Write out all of the data without omission, exactly as shown.
— start TASK INPUT —
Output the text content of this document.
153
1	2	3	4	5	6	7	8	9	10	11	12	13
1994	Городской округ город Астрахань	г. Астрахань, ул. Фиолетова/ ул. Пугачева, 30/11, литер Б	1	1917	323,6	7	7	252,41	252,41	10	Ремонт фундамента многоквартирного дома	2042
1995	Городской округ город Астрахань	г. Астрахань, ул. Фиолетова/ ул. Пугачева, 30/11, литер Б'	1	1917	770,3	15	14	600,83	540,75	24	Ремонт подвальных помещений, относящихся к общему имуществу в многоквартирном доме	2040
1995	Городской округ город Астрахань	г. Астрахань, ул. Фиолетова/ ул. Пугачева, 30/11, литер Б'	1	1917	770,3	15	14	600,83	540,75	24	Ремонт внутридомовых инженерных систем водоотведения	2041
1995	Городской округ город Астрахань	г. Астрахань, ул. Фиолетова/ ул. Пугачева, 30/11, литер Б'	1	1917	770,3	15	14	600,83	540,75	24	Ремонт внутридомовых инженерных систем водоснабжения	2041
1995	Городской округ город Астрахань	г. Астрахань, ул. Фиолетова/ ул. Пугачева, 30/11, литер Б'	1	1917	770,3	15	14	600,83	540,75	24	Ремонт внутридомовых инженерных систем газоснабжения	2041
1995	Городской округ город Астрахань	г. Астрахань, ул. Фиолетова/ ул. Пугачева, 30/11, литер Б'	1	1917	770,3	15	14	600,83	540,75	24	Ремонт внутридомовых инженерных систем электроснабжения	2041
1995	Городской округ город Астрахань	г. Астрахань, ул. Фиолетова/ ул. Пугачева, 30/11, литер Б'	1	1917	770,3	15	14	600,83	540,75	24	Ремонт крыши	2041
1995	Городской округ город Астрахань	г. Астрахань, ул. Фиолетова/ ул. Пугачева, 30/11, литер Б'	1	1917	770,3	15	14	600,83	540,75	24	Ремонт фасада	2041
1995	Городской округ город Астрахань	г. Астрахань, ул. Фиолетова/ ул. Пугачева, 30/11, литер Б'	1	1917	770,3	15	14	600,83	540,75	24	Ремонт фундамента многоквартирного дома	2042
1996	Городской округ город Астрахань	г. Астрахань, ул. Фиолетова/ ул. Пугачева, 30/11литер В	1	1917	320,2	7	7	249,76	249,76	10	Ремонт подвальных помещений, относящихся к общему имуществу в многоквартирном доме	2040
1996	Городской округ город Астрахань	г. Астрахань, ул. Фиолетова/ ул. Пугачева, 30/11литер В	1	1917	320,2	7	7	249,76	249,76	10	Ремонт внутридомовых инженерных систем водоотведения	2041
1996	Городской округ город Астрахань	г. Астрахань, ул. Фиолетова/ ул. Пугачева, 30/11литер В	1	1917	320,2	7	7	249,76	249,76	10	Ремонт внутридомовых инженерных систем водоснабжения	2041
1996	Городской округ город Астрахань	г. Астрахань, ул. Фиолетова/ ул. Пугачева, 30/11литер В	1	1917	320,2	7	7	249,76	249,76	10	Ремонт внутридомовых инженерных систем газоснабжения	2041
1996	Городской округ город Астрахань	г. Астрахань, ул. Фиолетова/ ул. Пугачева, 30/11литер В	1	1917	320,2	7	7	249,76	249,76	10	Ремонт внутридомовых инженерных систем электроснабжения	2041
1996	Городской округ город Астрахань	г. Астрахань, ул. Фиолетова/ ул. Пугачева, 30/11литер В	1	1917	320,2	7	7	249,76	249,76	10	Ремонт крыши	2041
— end TASK INPUT —
CORRECT ANSWER
Output the text content of this document.
153
1	2	3	4	5	6	7	8	9	10	11	12	13
1994	Городской округ город Астрахань	г. Астрахань, ул. Фиолетова/ ул. Пугачева, 30/11, литер Б	1	1917	323,6	7	7	252,41	252,41	10	Ремонт фундамента многоквартирного дома	2042
1995	Городской округ город Астрахань	г. Астрахань, ул. Фиолетова/ ул. Пугачева, 30/11, литер Б'	1	1917	770,3	15	14	600,83	540,75	24	Ремонт подвальных помещений, относящихся к общему имуществу в многоквартирном доме	2040
1995	Городской округ город Астрахань	г. Астрахань, ул. Фиолетова/ ул. Пугачева, 30/11, литер Б'	1	1917	770,3	15	14	600,83	540,75	24	Ремонт внутридомовых инженерных систем водоотведения	2041
1995	Городской округ город Астрахань	г. Астрахань, ул. Фиолетова/ ул. Пугачева, 30/11, литер Б'	1	1917	770,3	15	14	600,83	540,75	24	Ремонт внутридомовых инженерных систем водоснабжения	2041
1995	Городской округ город Астрахань	г. Астрахань, ул. Фиолетова/ ул. Пугачева, 30/11, литер Б'	1	1917	770,3	15	14	600,83	540,75	24	Ремонт внутридомовых инженерных систем газоснабжения	2041
1995	Городской округ город Астрахань	г. Астрахань, ул. Фиолетова/ ул. Пугачева, 30/11, литер Б'	1	1917	770,3	15	14	600,83	540,75	24	Ремонт внутридомовых инженерных систем электроснабжения	2041
1995	Городской округ город Астрахань	г. Астрахань, ул. Фиолетова/ ул. Пугачева, 30/11, литер Б'	1	1917	770,3	15	14	600,83	540,75	24	Ремонт крыши	2041
1995	Городской округ город Астрахань	г. Астрахань, ул. Фиолетова/ ул. Пугачева, 30/11, литер Б'	1	1917	770,3	15	14	600,83	540,75	24	Ремонт фасада	2041
1995	Городской округ город Астрахань	г. Астрахань, ул. Фиолетова/ ул. Пугачева, 30/11, литер Б'	1	1917	770,3	15	14	600,83	540,75	24	Ремонт фундамента многоквартирного дома	2042
1996	Городской округ город Астрахань	г. Астрахань, ул. Фиолетова/ ул. Пугачева, 30/11литер В	1	1917	320,2	7	7	249,76	249,76	10	Ремонт подвальных помещений, относящихся к общему имуществу в многоквартирном доме	2040
1996	Городской округ город Астрахань	г. Астрахань, ул. Фиолетова/ ул. Пугачева, 30/11литер В	1	1917	320,2	7	7	249,76	249,76	10	Ремонт внутридомовых инженерных систем водоотведения	2041
1996	Городской округ город Астрахань	г. Астрахань, ул. Фиолетова/ ул. Пугачева, 30/11литер В	1	1917	320,2	7	7	249,76	249,76	10	Ремонт внутридомовых инженерных систем водоснабжения	2041
1996	Городской округ город Астрахань	г. Астрахань, ул. Фиолетова/ ул. Пугачева, 30/11литер В	1	1917	320,2	7	7	249,76	249,76	10	Ремонт внутридомовых инженерных систем газоснабжения	2041
1996	Городской округ город Астрахань	г. Астрахань, ул. Фиолетова/ ул. Пугачева, 30/11литер В	1	1917	320,2	7	7	249,76	249,76	10	Ремонт внутридомовых инженерных систем электроснабжения	2041
1996	Городской округ город Астрахань	г. Астрахань, ул. Фиолетова/ ул. Пугачева, 30/11литер В	1	1917	320,2	7	7	249,76	249,76	10	Ремонт крыши	2041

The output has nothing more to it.